TASK PROMPT: Records follow. Pull out every line that contains "Wealthy".

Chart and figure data
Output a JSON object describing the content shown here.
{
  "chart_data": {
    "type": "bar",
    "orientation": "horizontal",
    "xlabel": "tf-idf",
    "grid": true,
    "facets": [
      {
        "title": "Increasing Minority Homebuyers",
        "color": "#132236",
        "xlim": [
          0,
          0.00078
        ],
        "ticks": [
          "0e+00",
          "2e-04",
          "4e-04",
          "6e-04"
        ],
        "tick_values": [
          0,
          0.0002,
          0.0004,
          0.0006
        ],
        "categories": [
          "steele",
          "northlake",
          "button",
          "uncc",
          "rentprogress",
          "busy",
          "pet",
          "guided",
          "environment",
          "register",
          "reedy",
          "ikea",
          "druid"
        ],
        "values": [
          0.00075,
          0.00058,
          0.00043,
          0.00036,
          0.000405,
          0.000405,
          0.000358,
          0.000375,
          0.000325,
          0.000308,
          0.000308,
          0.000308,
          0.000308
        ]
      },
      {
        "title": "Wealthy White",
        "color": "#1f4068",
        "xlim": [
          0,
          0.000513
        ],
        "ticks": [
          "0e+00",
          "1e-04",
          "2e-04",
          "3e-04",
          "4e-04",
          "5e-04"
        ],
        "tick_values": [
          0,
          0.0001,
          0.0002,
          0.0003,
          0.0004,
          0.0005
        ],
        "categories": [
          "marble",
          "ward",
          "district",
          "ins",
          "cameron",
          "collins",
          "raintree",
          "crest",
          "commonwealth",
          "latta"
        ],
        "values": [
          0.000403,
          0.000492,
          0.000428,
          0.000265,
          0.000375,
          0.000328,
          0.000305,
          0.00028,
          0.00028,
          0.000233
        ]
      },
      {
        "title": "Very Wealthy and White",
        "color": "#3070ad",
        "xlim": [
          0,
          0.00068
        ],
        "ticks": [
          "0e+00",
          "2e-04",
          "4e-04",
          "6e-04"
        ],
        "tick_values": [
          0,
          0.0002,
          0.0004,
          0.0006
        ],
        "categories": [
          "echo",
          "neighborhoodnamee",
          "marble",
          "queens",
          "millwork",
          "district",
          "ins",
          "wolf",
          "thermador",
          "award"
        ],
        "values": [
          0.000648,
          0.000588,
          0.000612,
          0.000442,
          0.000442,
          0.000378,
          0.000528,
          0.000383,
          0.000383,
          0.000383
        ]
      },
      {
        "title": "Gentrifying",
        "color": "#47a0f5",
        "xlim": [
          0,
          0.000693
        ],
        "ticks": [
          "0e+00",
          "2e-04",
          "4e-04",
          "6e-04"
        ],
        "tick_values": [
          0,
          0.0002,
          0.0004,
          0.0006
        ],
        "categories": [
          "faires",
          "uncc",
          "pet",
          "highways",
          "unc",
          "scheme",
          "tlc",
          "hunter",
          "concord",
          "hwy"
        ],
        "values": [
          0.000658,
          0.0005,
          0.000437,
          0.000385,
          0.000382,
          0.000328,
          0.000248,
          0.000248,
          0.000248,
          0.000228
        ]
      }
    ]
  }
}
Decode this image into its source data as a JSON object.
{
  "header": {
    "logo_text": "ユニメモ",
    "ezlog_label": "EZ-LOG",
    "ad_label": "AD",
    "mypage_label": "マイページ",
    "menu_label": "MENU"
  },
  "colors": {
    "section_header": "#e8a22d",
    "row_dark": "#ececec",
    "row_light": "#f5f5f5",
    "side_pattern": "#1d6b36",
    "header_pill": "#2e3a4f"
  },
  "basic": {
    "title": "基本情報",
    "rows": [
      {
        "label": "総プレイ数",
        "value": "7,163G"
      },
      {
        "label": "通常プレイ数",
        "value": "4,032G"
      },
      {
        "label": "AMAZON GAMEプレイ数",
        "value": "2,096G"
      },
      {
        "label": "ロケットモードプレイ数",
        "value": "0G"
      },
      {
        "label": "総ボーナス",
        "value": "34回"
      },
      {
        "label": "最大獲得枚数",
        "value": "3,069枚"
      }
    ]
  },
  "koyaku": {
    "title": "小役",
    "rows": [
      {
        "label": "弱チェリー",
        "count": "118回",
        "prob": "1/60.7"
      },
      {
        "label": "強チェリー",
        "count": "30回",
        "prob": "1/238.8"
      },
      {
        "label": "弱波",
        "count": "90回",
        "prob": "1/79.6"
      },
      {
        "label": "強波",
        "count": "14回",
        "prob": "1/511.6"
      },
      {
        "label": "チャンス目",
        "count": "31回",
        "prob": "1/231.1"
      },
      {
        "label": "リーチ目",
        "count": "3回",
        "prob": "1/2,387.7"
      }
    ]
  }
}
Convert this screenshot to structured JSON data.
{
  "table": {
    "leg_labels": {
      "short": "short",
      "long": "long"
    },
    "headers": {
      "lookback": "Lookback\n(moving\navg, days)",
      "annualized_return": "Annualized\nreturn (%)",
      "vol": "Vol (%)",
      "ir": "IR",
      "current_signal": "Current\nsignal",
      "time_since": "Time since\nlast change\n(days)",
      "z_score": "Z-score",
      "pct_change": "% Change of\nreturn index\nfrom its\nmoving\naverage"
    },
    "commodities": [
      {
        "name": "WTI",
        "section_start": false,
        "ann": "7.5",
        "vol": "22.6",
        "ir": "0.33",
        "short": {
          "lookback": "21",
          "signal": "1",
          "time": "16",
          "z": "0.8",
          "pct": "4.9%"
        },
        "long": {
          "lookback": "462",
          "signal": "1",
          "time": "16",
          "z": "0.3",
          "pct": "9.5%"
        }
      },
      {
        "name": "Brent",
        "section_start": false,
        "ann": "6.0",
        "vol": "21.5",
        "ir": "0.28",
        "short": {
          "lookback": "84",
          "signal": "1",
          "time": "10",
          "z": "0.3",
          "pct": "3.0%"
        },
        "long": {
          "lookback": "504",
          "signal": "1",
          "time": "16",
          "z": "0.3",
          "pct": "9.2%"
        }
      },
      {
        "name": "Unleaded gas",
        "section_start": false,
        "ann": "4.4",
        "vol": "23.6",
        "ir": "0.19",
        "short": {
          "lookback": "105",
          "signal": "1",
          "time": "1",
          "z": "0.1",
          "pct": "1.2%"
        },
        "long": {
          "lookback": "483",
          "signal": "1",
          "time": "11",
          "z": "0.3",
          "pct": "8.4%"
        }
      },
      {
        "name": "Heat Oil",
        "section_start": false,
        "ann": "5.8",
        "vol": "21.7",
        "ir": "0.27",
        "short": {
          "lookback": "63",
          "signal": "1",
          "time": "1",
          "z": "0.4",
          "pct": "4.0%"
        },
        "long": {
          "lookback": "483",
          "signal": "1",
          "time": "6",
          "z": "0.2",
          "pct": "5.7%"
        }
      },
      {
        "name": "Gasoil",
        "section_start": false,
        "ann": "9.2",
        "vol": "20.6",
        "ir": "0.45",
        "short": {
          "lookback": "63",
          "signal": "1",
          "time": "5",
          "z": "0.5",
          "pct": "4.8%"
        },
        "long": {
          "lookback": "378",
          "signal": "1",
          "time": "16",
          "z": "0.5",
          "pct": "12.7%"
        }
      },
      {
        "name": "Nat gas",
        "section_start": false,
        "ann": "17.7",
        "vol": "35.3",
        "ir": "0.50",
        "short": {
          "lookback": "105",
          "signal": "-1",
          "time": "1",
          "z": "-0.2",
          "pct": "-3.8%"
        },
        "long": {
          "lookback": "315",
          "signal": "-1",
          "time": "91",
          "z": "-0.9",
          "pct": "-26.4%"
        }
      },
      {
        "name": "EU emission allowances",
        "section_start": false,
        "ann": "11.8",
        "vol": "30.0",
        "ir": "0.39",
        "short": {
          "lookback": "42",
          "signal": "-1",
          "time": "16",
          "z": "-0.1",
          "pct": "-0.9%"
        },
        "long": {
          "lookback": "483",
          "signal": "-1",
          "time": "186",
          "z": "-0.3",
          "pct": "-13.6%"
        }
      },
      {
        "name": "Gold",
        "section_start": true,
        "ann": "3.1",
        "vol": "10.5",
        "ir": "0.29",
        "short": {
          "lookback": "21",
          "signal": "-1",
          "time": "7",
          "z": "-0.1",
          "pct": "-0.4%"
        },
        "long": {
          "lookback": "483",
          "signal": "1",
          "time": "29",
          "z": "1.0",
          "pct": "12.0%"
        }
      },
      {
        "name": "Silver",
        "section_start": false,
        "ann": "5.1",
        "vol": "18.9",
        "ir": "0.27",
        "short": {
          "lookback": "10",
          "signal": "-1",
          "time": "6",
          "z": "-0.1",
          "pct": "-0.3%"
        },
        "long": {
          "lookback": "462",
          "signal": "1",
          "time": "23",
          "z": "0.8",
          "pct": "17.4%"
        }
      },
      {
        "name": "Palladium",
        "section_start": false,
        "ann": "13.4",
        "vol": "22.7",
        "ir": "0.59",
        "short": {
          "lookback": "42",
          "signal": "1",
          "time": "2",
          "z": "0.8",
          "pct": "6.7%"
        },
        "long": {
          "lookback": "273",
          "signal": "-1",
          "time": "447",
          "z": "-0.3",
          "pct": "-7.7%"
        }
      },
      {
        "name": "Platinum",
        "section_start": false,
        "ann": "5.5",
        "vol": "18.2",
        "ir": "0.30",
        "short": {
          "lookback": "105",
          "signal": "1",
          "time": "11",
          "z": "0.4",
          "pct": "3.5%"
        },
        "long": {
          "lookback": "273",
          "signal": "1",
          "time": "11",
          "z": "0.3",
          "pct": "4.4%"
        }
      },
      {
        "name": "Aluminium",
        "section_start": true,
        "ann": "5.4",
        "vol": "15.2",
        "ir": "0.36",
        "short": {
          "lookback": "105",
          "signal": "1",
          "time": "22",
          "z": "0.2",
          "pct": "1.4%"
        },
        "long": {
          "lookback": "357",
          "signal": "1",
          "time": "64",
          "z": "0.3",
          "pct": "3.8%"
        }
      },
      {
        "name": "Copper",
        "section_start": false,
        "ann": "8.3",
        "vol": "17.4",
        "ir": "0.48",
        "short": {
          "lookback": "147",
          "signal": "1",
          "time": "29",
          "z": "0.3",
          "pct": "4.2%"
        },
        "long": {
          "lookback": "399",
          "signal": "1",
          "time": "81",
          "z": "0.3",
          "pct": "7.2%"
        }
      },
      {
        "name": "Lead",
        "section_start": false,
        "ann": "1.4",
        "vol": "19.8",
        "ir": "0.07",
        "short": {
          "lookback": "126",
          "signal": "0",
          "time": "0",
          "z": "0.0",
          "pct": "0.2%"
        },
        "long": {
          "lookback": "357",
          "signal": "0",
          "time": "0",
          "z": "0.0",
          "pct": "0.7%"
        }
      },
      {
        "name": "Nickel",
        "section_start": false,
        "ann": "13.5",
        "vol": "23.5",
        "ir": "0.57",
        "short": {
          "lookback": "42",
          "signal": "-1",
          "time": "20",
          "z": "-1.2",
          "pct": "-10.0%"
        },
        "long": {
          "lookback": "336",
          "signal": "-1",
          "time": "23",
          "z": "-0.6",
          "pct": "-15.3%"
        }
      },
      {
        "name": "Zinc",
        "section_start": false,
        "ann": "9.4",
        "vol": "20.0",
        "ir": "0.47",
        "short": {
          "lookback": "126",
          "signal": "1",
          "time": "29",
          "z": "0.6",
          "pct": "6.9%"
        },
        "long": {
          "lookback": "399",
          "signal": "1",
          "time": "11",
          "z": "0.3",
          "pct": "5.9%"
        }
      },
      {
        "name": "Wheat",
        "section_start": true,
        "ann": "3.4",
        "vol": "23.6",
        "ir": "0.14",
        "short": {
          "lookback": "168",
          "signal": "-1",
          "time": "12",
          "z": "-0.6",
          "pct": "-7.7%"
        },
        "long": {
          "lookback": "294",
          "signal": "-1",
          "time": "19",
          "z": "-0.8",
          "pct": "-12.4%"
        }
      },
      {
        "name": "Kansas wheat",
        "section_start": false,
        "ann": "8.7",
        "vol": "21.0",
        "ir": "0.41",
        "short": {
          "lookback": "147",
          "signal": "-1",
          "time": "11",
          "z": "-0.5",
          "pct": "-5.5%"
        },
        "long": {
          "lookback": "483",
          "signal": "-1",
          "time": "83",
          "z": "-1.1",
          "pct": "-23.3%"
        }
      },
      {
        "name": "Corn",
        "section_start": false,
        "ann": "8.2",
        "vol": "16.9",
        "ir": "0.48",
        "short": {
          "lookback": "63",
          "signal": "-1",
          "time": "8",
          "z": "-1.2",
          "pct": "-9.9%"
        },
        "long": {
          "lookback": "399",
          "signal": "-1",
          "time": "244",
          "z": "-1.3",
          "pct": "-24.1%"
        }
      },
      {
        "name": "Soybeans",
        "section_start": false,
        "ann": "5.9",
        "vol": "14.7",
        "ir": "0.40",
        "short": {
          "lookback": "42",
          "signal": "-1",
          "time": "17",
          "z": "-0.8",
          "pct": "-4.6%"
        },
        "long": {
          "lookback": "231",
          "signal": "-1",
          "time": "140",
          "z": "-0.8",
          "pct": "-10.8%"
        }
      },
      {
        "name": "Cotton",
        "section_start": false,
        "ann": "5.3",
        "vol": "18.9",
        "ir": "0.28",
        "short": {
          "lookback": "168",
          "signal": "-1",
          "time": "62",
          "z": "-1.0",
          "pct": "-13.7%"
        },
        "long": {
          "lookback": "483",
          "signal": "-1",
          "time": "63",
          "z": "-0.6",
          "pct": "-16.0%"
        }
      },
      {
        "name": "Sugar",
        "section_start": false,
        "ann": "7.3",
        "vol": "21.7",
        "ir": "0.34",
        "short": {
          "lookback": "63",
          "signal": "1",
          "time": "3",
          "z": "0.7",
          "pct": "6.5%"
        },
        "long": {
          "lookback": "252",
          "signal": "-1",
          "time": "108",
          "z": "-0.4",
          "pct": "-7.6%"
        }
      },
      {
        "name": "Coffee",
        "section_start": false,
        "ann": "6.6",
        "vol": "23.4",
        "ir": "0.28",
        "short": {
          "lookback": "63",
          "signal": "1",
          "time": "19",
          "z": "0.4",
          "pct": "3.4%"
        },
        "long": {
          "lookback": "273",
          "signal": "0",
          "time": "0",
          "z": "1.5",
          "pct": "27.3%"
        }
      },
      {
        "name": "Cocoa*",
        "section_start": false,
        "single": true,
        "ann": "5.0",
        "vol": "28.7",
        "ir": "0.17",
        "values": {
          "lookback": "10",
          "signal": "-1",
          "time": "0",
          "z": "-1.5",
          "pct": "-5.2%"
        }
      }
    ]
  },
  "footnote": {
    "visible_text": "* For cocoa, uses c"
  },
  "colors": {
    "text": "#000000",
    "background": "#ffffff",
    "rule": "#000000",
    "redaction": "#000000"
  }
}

SOLUTION FOR THIS EXERCISE:
        "title": "Wealthy White",
        "title": "Very Wealthy and White",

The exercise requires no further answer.